##### ENTRIES PROVIDED
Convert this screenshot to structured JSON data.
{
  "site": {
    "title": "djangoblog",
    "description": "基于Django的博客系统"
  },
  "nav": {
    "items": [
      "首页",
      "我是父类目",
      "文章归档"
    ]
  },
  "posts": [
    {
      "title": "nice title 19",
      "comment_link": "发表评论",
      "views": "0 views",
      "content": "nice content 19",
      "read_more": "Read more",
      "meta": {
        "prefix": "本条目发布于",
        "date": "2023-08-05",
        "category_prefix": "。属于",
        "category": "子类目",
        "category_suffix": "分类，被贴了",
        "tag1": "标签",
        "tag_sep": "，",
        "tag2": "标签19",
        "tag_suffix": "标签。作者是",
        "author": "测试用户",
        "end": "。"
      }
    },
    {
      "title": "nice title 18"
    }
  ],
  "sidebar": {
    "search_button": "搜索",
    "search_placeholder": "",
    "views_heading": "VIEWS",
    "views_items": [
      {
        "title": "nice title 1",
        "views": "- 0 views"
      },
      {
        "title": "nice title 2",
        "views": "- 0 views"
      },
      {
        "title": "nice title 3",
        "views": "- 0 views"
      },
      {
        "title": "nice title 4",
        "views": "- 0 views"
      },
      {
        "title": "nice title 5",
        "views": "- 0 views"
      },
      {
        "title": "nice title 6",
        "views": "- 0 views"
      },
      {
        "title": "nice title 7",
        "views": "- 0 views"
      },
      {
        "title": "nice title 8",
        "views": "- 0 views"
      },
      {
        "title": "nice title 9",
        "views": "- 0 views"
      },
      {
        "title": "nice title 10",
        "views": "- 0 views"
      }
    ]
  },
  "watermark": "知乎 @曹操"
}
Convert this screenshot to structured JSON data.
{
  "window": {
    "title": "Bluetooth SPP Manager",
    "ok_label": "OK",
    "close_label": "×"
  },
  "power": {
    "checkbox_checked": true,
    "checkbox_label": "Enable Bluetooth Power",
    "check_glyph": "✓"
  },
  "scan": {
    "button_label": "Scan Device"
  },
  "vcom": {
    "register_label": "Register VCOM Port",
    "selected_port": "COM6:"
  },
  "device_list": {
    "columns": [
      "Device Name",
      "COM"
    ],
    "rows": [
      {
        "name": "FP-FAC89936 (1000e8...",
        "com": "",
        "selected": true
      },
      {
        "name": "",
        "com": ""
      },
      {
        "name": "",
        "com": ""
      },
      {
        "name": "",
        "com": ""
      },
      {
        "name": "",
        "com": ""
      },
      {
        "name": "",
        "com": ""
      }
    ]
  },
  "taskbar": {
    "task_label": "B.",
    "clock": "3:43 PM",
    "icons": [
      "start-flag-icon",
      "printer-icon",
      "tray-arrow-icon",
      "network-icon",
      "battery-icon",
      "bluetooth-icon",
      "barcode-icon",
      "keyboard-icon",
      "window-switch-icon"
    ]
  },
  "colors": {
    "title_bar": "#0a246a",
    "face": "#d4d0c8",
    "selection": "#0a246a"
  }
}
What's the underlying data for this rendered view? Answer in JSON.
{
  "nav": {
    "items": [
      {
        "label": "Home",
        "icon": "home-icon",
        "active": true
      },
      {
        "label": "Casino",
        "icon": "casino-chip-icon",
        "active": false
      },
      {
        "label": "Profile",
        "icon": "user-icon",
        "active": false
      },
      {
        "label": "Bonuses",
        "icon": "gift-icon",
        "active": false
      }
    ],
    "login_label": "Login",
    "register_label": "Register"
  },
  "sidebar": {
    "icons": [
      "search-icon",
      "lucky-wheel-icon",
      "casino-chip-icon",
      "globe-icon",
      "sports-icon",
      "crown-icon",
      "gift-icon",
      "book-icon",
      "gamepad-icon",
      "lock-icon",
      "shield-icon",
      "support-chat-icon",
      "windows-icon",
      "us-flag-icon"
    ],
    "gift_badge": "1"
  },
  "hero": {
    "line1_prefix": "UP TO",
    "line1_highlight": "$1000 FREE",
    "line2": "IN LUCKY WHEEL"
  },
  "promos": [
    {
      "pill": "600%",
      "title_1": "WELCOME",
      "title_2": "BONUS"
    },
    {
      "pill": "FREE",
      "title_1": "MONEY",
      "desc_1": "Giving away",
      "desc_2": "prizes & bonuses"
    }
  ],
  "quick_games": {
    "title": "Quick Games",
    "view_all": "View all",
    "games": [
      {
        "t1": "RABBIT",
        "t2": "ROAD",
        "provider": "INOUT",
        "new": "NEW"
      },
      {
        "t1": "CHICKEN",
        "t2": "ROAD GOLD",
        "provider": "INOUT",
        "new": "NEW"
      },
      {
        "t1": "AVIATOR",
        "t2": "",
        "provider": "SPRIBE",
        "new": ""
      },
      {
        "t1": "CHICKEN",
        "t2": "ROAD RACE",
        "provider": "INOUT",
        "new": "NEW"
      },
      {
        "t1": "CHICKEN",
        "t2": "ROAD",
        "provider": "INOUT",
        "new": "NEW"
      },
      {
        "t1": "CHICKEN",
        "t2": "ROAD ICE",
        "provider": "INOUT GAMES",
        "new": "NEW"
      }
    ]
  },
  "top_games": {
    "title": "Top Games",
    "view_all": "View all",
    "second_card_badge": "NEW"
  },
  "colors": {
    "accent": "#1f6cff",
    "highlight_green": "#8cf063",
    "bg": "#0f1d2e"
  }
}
##########
▶ **DO THIS**
Give a word-for-word copy of the records.

▶ **RESULT**
Convert this screenshot to structured JSON data.
{
  "site": {
    "title": "djangoblog",
    "description": "基于Django的博客系统"
  },
  "nav": {
    "items": [
      "首页",
      "我是父类目",
      "文章归档"
    ]
  },
  "posts": [
    {
      "title": "nice title 19",
      "comment_link": "发表评论",
      "views": "0 views",
      "content": "nice content 19",
      "read_more": "Read more",
      "meta": {
        "prefix": "本条目发布于",
        "date": "2023-08-05",
        "category_prefix": "。属于",
        "category": "子类目",
        "category_suffix": "分类，被贴了",
        "tag1": "标签",
        "tag_sep": "，",
        "tag2": "标签19",
        "tag_suffix": "标签。作者是",
        "author": "测试用户",
        "end": "。"
      }
    },
    {
      "title": "nice title 18"
    }
  ],
  "sidebar": {
    "search_button": "搜索",
    "search_placeholder": "",
    "views_heading": "VIEWS",
    "views_items": [
      {
        "title": "nice title 1",
        "views": "- 0 views"
      },
      {
        "title": "nice title 2",
        "views": "- 0 views"
      },
      {
        "title": "nice title 3",
        "views": "- 0 views"
      },
      {
        "title": "nice title 4",
        "views": "- 0 views"
      },
      {
        "title": "nice title 5",
        "views": "- 0 views"
      },
      {
        "title": "nice title 6",
        "views": "- 0 views"
      },
      {
        "title": "nice title 7",
        "views": "- 0 views"
      },
      {
        "title": "nice title 8",
        "views": "- 0 views"
      },
      {
        "title": "nice title 9",
        "views": "- 0 views"
      },
      {
        "title": "nice title 10",
        "views": "- 0 views"
      }
    ]
  },
  "watermark": "知乎 @曹操"
}
Convert this screenshot to structured JSON data.
{
  "window": {
    "title": "Bluetooth SPP Manager",
    "ok_label": "OK",
    "close_label": "×"
  },
  "power": {
    "checkbox_checked": true,
    "checkbox_label": "Enable Bluetooth Power",
    "check_glyph": "✓"
  },
  "scan": {
    "button_label": "Scan Device"
  },
  "vcom": {
    "register_label": "Register VCOM Port",
    "selected_port": "COM6:"
  },
  "device_list": {
    "columns": [
      "Device Name",
      "COM"
    ],
    "rows": [
      {
        "name": "FP-FAC89936 (1000e8...",
        "com": "",
        "selected": true
      },
      {
        "name": "",
        "com": ""
      },
      {
        "name": "",
        "com": ""
      },
      {
        "name": "",
        "com": ""
      },
      {
        "name": "",
        "com": ""
      },
      {
        "name": "",
        "com": ""
      }
    ]
  },
  "taskbar": {
    "task_label": "B.",
    "clock": "3:43 PM",
    "icons": [
      "start-flag-icon",
      "printer-icon",
      "tray-arrow-icon",
      "network-icon",
      "battery-icon",
      "bluetooth-icon",
      "barcode-icon",
      "keyboard-icon",
      "window-switch-icon"
    ]
  },
  "colors": {
    "title_bar": "#0a246a",
    "face": "#d4d0c8",
    "selection": "#0a246a"
  }
}
What's the underlying data for this rendered view? Answer in JSON.
{
  "nav": {
    "items": [
      {
        "label": "Home",
        "icon": "home-icon",
        "active": true
      },
      {
        "label": "Casino",
        "icon": "casino-chip-icon",
        "active": false
      },
      {
        "label": "Profile",
        "icon": "user-icon",
        "active": false
      },
      {
        "label": "Bonuses",
        "icon": "gift-icon",
        "active": false
      }
    ],
    "login_label": "Login",
    "register_label": "Register"
  },
  "sidebar": {
    "icons": [
      "search-icon",
      "lucky-wheel-icon",
      "casino-chip-icon",
      "globe-icon",
      "sports-icon",
      "crown-icon",
      "gift-icon",
      "book-icon",
      "gamepad-icon",
      "lock-icon",
      "shield-icon",
      "support-chat-icon",
      "windows-icon",
      "us-flag-icon"
    ],
    "gift_badge": "1"
  },
  "hero": {
    "line1_prefix": "UP TO",
    "line1_highlight": "$1000 FREE",
    "line2": "IN LUCKY WHEEL"
  },
  "promos": [
    {
      "pill": "600%",
      "title_1": "WELCOME",
      "title_2": "BONUS"
    },
    {
      "pill": "FREE",
      "title_1": "MONEY",
      "desc_1": "Giving away",
      "desc_2": "prizes & bonuses"
    }
  ],
  "quick_games": {
    "title": "Quick Games",
    "view_all": "View all",
    "games": [
      {
        "t1": "RABBIT",
        "t2": "ROAD",
        "provider": "INOUT",
        "new": "NEW"
      },
      {
        "t1": "CHICKEN",
        "t2": "ROAD GOLD",
        "provider": "INOUT",
        "new": "NEW"
      },
      {
        "t1": "AVIATOR",
        "t2": "",
        "provider": "SPRIBE",
        "new": ""
      },
      {
        "t1": "CHICKEN",
        "t2": "ROAD RACE",
        "provider": "INOUT",
        "new": "NEW"
      },
      {
        "t1": "CHICKEN",
        "t2": "ROAD",
        "provider": "INOUT",
        "new": "NEW"
      },
      {
        "t1": "CHICKEN",
        "t2": "ROAD ICE",
        "provider": "INOUT GAMES",
        "new": "NEW"
      }
    ]
  },
  "top_games": {
    "title": "Top Games",
    "view_all": "View all",
    "second_card_badge": "NEW"
  },
  "colors": {
    "accent": "#1f6cff",
    "highlight_green": "#8cf063",
    "bg": "#0f1d2e"
  }
}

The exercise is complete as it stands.